Report every line from the material that contains the word "Cooper".

▸ SUPPLIED ENTRIES:
☆ ☆ ☆ ☆
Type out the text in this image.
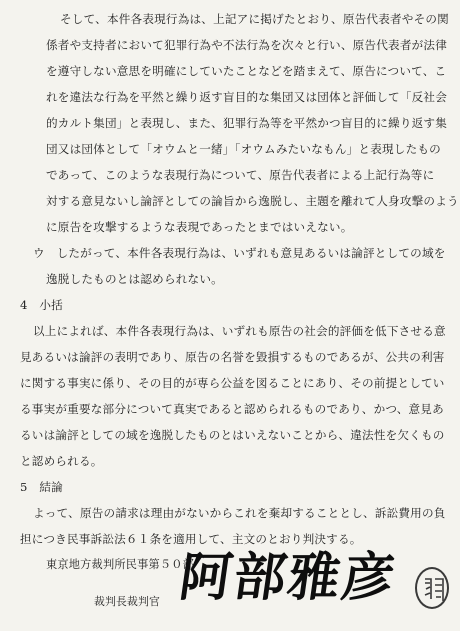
そして、本件各表現行為は、上記アに掲げたとおり、原告代表者やその関
係者や支持者において犯罪行為や不法行為を次々と行い、原告代表者が法律
を遵守しない意思を明確にしていたことなどを踏まえて、原告について、こ
れを違法な行為を平然と繰り返す盲目的な集団又は団体と評価して「反社会
的カルト集団」と表現し、また、犯罪行為等を平然かつ盲目的に繰り返す集
団又は団体として「オウムと一緒」「オウムみたいなもん」と表現したもの
であって、このような表現行為について、原告代表者による上記行為等に
対する意見ないし論評としての論旨から逸脱し、主題を離れて人身攻撃のよう
に原告を攻撃するような表現であったとまではいえない。
ウ　したがって、本件各表現行為は、いずれも意見あるいは論評としての域を
逸脱したものとは認められない。
4　小括
以上によれば、本件各表現行為は、いずれも原告の社会的評価を低下させる意
見あるいは論評の表明であり、原告の名誉を毀損するものであるが、公共の利害
に関する事実に係り、その目的が専ら公益を図ることにあり、その前提としてい
る事実が重要な部分について真実であると認められるものであり、かつ、意見あ
るいは論評としての域を逸脱したものとはいえないことから、違法性を欠くもの
と認められる。
5　結論
よって、原告の請求は理由がないからこれを棄却することとし、訴訟費用の負
担につき民事訴訟法６１条を適用して、主文のとおり判決する。
東京地方裁判所民事第５０部
裁判長裁判官 阿部雅彦
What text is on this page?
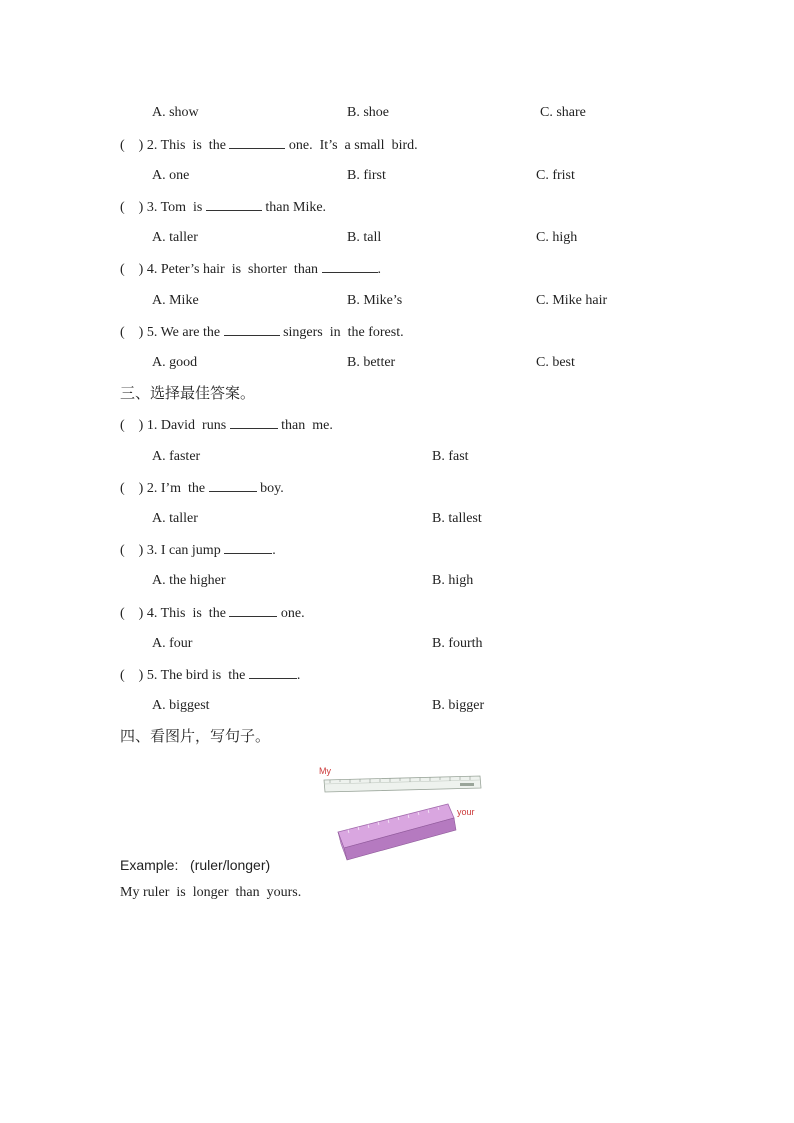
A. show	B. shoe	C. share
(    ) 2. This  is  the	one.  It’s  a small  bird.
A. one	B. first	C. frist
(    ) 3. Tom  is	than Mike.
A. taller	B. tall	C. high
(    ) 4. Peter’s hair  is  shorter  than	.
A. Mike	B. Mike’s	C. Mike hair
(    ) 5. We are the	singers  in  the forest.
A. good	B. better	C. best
三、选择最佳答案。
(    ) 1. David  runs	than  me.
A. faster	B. fast
(    ) 2. I’m  the	boy.
A. taller	B. tallest
(    ) 3. I can jump	.
A. the higher	B. high
(    ) 4. This  is  the	one.
A. four	B. fourth
(    ) 5. The bird is  the	.
A. biggest	B. bigger
四、看图片，写句子。
My
your
Example:   (ruler/longer)
My ruler  is  longer  than  yours.
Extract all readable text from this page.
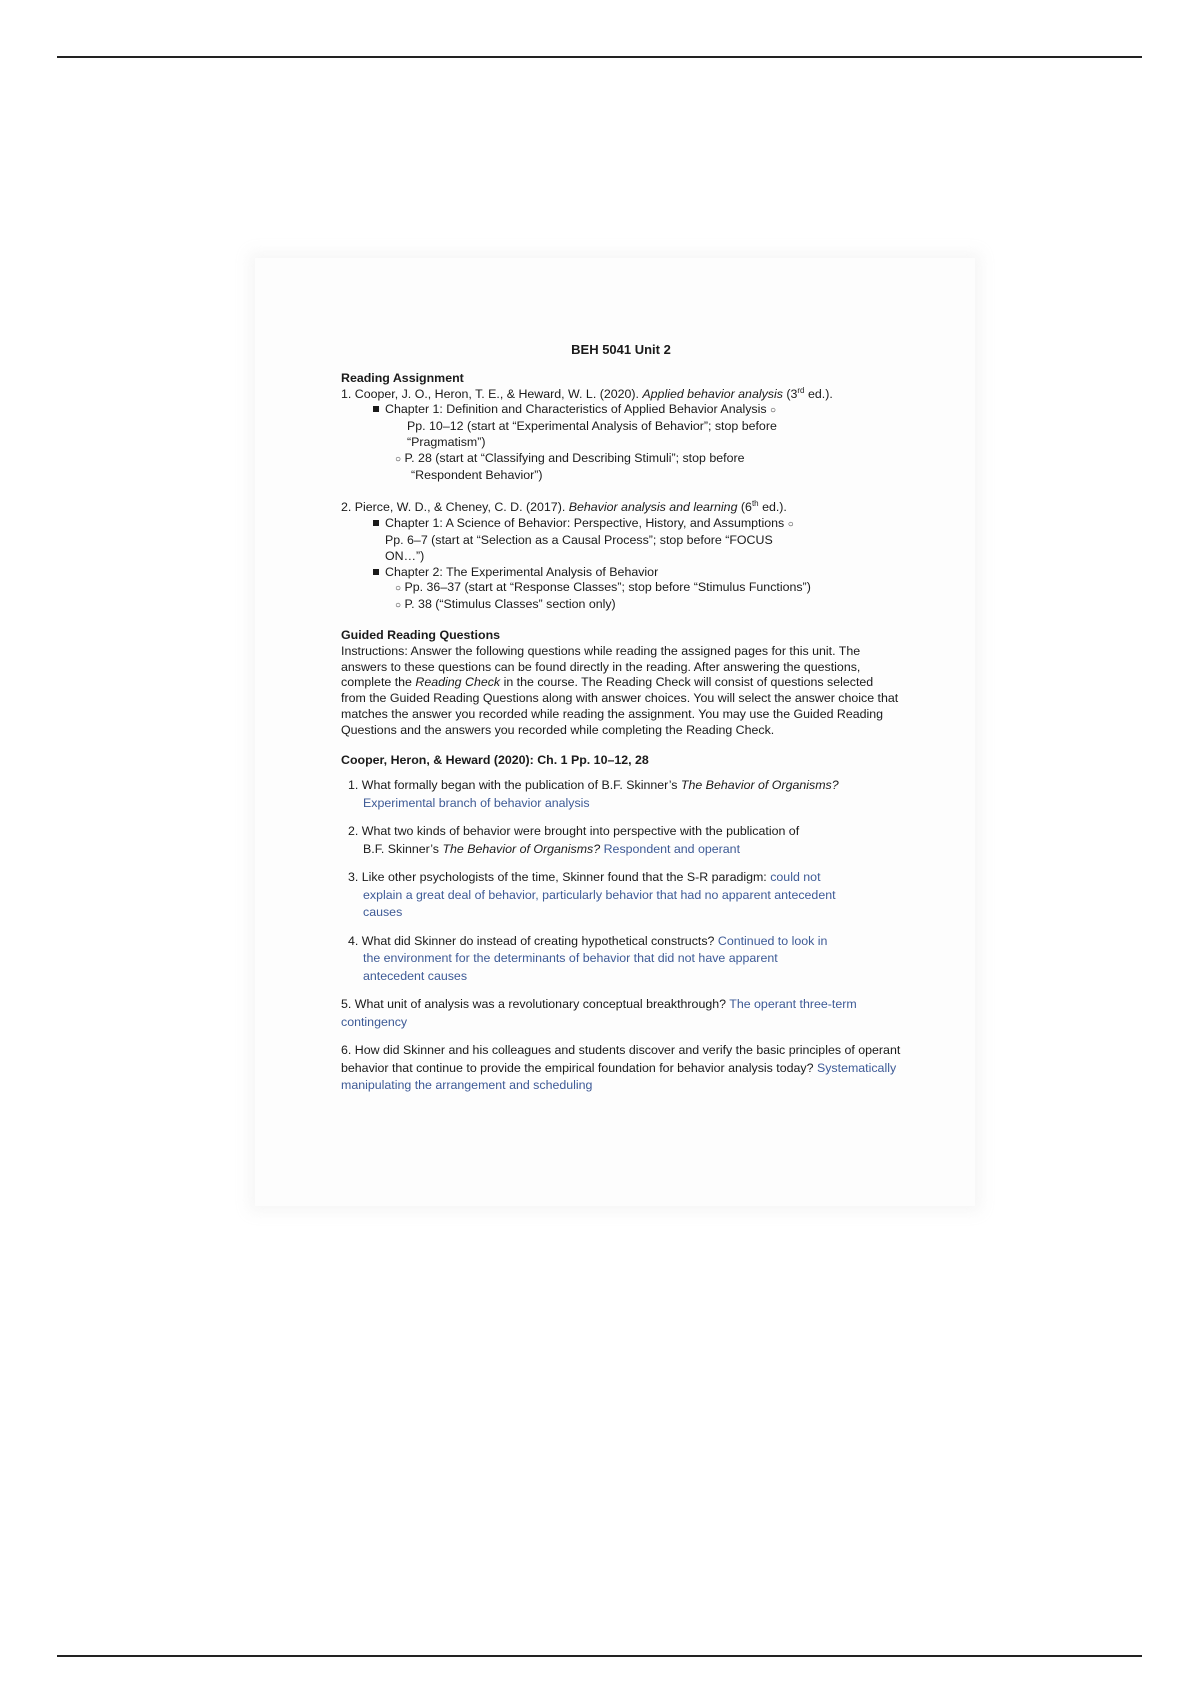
BEH 5041 Unit 2
Reading Assignment

1. Cooper, J. O., Heron, T. E., & Heward, W. L. (2020). Applied behavior analysis (3rd ed.).

Chapter 1: Definition and Characteristics of Applied Behavior Analysis ○

Pp. 10–12 (start at “Experimental Analysis of Behavior”; stop before

“Pragmatism”)

○ P. 28 (start at “Classifying and Describing Stimuli”; stop before

“Respondent Behavior”)

2. Pierce, W. D., & Cheney, C. D. (2017). Behavior analysis and learning (6th ed.).

Chapter 1: A Science of Behavior: Perspective, History, and Assumptions ○

Pp. 6–7 (start at “Selection as a Causal Process”; stop before “FOCUS

ON…”)

Chapter 2: The Experimental Analysis of Behavior

○ Pp. 36–37 (start at “Response Classes”; stop before “Stimulus Functions”)

○ P. 38 (“Stimulus Classes” section only)

Guided Reading Questions

Instructions: Answer the following questions while reading the assigned pages for this unit. The answers to these questions can be found directly in the reading. After answering the questions, complete the Reading Check in the course. The Reading Check will consist of questions selected from the Guided Reading Questions along with answer choices. You will select the answer choice that matches the answer you recorded while reading the assignment. You may use the Guided Reading Questions and the answers you recorded while completing the Reading Check.

Cooper, Heron, & Heward (2020): Ch. 1 Pp. 10–12, 28

1. What formally began with the publication of B.F. Skinner’s The Behavior of Organisms? Experimental branch of behavior analysis

2. What two kinds of behavior were brought into perspective with the publication of B.F. Skinner’s The Behavior of Organisms? Respondent and operant

3. Like other psychologists of the time, Skinner found that the S-R paradigm: could not explain a great deal of behavior, particularly behavior that had no apparent antecedent causes

4. What did Skinner do instead of creating hypothetical constructs? Continued to look in the environment for the determinants of behavior that did not have apparent antecedent causes

5. What unit of analysis was a revolutionary conceptual breakthrough? The operant three-term contingency

6. How did Skinner and his colleagues and students discover and verify the basic principles of operant behavior that continue to provide the empirical foundation for behavior analysis today? Systematically manipulating the arrangement and scheduling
☆ ☆ ☆ ☆
▸ COMPLETE ANSWER:
1. Cooper, J. O., Heron, T. E., & Heward, W. L. (2020). Applied behavior analysis (3rd ed.).
Cooper, Heron, & Heward (2020): Ch. 1 Pp. 10–12, 28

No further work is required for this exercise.